> [TASK TO CARRY OUT]:
Will you quote only the lines starting at the one that contains "What's the underlying" and ending with the last line of the listing below, inclusive?

> [EXERCISE MATERIAL]:
-- START --
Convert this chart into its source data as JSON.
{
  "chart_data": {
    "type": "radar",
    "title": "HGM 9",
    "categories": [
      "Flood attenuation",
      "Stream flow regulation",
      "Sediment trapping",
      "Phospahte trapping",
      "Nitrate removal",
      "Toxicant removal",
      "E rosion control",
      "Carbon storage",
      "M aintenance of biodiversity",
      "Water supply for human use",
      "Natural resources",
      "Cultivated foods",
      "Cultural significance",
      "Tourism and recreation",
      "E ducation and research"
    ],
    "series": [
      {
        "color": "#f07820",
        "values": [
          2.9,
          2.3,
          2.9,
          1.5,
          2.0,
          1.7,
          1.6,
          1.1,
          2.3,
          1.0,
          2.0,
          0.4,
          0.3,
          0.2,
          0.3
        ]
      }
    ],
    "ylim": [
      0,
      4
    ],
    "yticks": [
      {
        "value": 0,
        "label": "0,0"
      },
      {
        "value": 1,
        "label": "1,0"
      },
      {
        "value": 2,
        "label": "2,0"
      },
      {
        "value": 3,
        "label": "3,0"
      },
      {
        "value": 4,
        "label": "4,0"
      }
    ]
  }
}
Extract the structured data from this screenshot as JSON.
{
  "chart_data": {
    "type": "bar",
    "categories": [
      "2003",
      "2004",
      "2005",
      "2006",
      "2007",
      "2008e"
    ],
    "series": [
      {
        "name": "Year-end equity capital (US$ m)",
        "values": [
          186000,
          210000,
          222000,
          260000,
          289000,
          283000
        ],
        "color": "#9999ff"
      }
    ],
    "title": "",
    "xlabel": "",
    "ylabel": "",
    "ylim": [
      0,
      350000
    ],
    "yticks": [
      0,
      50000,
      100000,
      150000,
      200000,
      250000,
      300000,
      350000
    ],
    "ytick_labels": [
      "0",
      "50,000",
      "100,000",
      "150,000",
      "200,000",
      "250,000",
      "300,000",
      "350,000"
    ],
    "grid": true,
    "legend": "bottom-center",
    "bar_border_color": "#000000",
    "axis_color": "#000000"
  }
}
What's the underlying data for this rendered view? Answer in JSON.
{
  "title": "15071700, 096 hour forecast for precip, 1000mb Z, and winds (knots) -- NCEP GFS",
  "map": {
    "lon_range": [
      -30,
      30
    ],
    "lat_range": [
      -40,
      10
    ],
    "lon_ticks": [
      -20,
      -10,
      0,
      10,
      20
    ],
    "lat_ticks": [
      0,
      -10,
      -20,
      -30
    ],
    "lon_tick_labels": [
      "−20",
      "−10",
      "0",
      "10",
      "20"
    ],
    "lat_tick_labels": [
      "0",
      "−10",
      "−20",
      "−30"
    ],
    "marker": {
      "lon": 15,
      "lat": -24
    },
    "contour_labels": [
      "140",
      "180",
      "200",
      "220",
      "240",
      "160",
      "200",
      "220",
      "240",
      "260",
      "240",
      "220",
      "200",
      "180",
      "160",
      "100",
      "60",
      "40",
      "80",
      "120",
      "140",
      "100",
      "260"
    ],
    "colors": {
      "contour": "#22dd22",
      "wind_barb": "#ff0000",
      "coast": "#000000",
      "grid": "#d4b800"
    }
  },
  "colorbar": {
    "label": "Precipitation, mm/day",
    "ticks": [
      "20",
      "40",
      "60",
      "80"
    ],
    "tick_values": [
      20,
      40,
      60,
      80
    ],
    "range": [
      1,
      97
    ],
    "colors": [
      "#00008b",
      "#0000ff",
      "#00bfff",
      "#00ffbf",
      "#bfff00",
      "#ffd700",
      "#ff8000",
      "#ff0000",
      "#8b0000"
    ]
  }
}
-- END --
> [ANSWER FOR THE TASK]:
What's the underlying data for this rendered view? Answer in JSON.
{
  "title": "15071700, 096 hour forecast for precip, 1000mb Z, and winds (knots) -- NCEP GFS",
  "map": {
    "lon_range": [
      -30,
      30
    ],
    "lat_range": [
      -40,
      10
    ],
    "lon_ticks": [
      -20,
      -10,
      0,
      10,
      20
    ],
    "lat_ticks": [
      0,
      -10,
      -20,
      -30
    ],
    "lon_tick_labels": [
      "−20",
      "−10",
      "0",
      "10",
      "20"
    ],
    "lat_tick_labels": [
      "0",
      "−10",
      "−20",
      "−30"
    ],
    "marker": {
      "lon": 15,
      "lat": -24
    },
    "contour_labels": [
      "140",
      "180",
      "200",
      "220",
      "240",
      "160",
      "200",
      "220",
      "240",
      "260",
      "240",
      "220",
      "200",
      "180",
      "160",
      "100",
      "60",
      "40",
      "80",
      "120",
      "140",
      "100",
      "260"
    ],
    "colors": {
      "contour": "#22dd22",
      "wind_barb": "#ff0000",
      "coast": "#000000",
      "grid": "#d4b800"
    }
  },
  "colorbar": {
    "label": "Precipitation, mm/day",
    "ticks": [
      "20",
      "40",
      "60",
      "80"
    ],
    "tick_values": [
      20,
      40,
      60,
      80
    ],
    "range": [
      1,
      97
    ],
    "colors": [
      "#00008b",
      "#0000ff",
      "#00bfff",
      "#00ffbf",
      "#bfff00",
      "#ffd700",
      "#ff8000",
      "#ff0000",
      "#8b0000"
    ]
  }
}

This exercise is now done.